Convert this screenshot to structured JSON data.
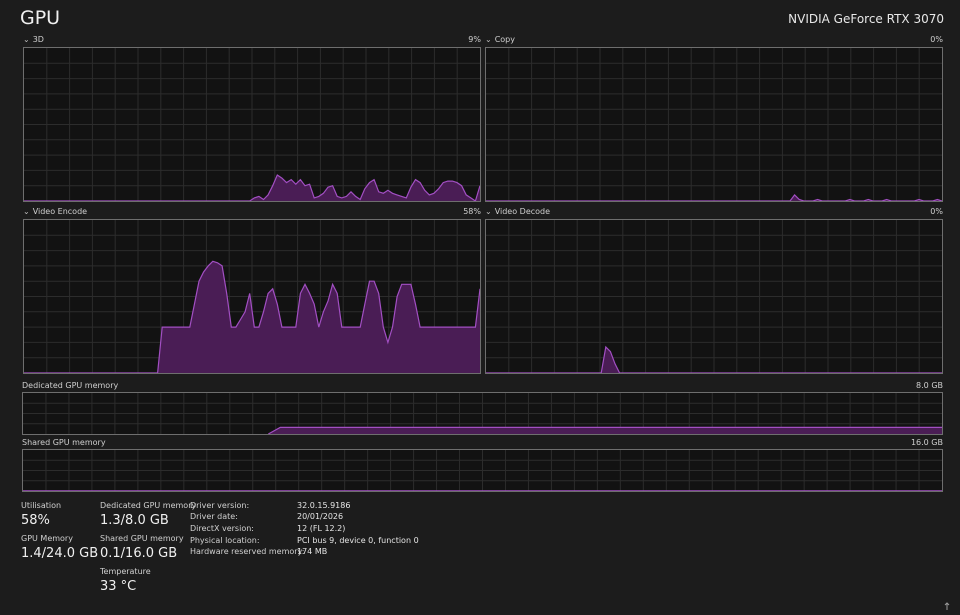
{
  "header": {
    "title": "GPU",
    "gpu_name": "NVIDIA GeForce RTX 3070"
  },
  "engines": [
    {
      "name": "3D",
      "percent": "9%",
      "utilization": 9,
      "series": [
        0,
        0,
        0,
        0,
        0,
        0,
        0,
        0,
        0,
        0,
        0,
        0,
        0,
        0,
        0,
        0,
        0,
        0,
        0,
        0,
        0,
        0,
        0,
        0,
        0,
        0,
        0,
        0,
        0,
        0,
        0,
        0,
        0,
        0,
        0,
        0,
        0,
        0,
        0,
        0,
        0,
        0,
        0,
        0,
        0,
        0,
        0,
        0,
        0,
        0,
        2,
        3,
        1,
        4,
        10,
        17,
        15,
        12,
        14,
        11,
        14,
        10,
        11,
        2,
        3,
        5,
        9,
        10,
        3,
        2,
        3,
        6,
        3,
        1,
        8,
        12,
        14,
        6,
        5,
        7,
        5,
        4,
        3,
        2,
        9,
        14,
        12,
        7,
        4,
        5,
        8,
        12,
        13,
        13,
        12,
        10,
        4,
        2,
        0,
        10
      ]
    },
    {
      "name": "Copy",
      "percent": "0%",
      "utilization": 0,
      "series": [
        0,
        0,
        0,
        0,
        0,
        0,
        0,
        0,
        0,
        0,
        0,
        0,
        0,
        0,
        0,
        0,
        0,
        0,
        0,
        0,
        0,
        0,
        0,
        0,
        0,
        0,
        0,
        0,
        0,
        0,
        0,
        0,
        0,
        0,
        0,
        0,
        0,
        0,
        0,
        0,
        0,
        0,
        0,
        0,
        0,
        0,
        0,
        0,
        0,
        0,
        0,
        0,
        0,
        0,
        0,
        0,
        0,
        0,
        0,
        0,
        0,
        0,
        0,
        0,
        0,
        0,
        0,
        4,
        1,
        0,
        0,
        0,
        1,
        0,
        0,
        0,
        0,
        0,
        0,
        1,
        0,
        0,
        0,
        1,
        0,
        0,
        0,
        1,
        0,
        0,
        0,
        0,
        0,
        0,
        1,
        0,
        0,
        0,
        1,
        0
      ]
    },
    {
      "name": "Video Encode",
      "percent": "58%",
      "utilization": 58,
      "series": [
        0,
        0,
        0,
        0,
        0,
        0,
        0,
        0,
        0,
        0,
        0,
        0,
        0,
        0,
        0,
        0,
        0,
        0,
        0,
        0,
        0,
        0,
        0,
        0,
        0,
        0,
        0,
        0,
        0,
        0,
        30,
        30,
        30,
        30,
        30,
        30,
        30,
        45,
        60,
        66,
        70,
        73,
        72,
        70,
        52,
        30,
        30,
        35,
        40,
        52,
        30,
        30,
        40,
        52,
        55,
        45,
        30,
        30,
        30,
        30,
        52,
        58,
        52,
        45,
        30,
        40,
        47,
        58,
        52,
        30,
        30,
        30,
        30,
        30,
        45,
        60,
        60,
        52,
        30,
        20,
        30,
        50,
        58,
        58,
        58,
        45,
        30,
        30,
        30,
        30,
        30,
        30,
        30,
        30,
        30,
        30,
        30,
        30,
        30,
        55
      ]
    },
    {
      "name": "Video Decode",
      "percent": "0%",
      "utilization": 0,
      "series": [
        0,
        0,
        0,
        0,
        0,
        0,
        0,
        0,
        0,
        0,
        0,
        0,
        0,
        0,
        0,
        0,
        0,
        0,
        0,
        0,
        0,
        0,
        0,
        0,
        0,
        0,
        17,
        14,
        6,
        0,
        0,
        0,
        0,
        0,
        0,
        0,
        0,
        0,
        0,
        0,
        0,
        0,
        0,
        0,
        0,
        0,
        0,
        0,
        0,
        0,
        0,
        0,
        0,
        0,
        0,
        0,
        0,
        0,
        0,
        0,
        0,
        0,
        0,
        0,
        0,
        0,
        0,
        0,
        0,
        0,
        0,
        0,
        0,
        0,
        0,
        0,
        0,
        0,
        0,
        0,
        0,
        0,
        0,
        0,
        0,
        0,
        0,
        0,
        0,
        0,
        0,
        0,
        0,
        0,
        0,
        0,
        0,
        0,
        0,
        0
      ]
    }
  ],
  "memory_graphs": [
    {
      "name": "Dedicated GPU memory",
      "max": "8.0 GB",
      "max_gb": 8.0,
      "used_gb": 1.3,
      "start_fraction": 0.28
    },
    {
      "name": "Shared GPU memory",
      "max": "16.0 GB",
      "max_gb": 16.0,
      "used_gb": 0.1,
      "start_fraction": 0.0
    }
  ],
  "stats": {
    "utilisation_label": "Utilisation",
    "utilisation_value": "58%",
    "gpu_memory_label": "GPU Memory",
    "gpu_memory_value": "1.4/24.0 GB",
    "dedicated_label": "Dedicated GPU memory",
    "dedicated_value": "1.3/8.0 GB",
    "shared_label": "Shared GPU memory",
    "shared_value": "0.1/16.0 GB",
    "temperature_label": "Temperature",
    "temperature_value": "33 °C"
  },
  "info": [
    {
      "key": "Driver version:",
      "value": "32.0.15.9186"
    },
    {
      "key": "Driver date:",
      "value": "20/01/2026"
    },
    {
      "key": "DirectX version:",
      "value": "12 (FL 12.2)"
    },
    {
      "key": "Physical location:",
      "value": "PCI bus 9, device 0, function 0"
    },
    {
      "key": "Hardware reserved memory:",
      "value": "174 MB"
    }
  ],
  "colors": {
    "accent": "#a24fc3",
    "fill": "#4a1d55",
    "grid": "#2c2c2c",
    "border": "#6e6e6e"
  },
  "chevron": "chevron-down-icon"
}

▬▬▬

[Exercise description]:
Tally every line of the data that holds the word "Video" and write the count alone.

[Task result]:
2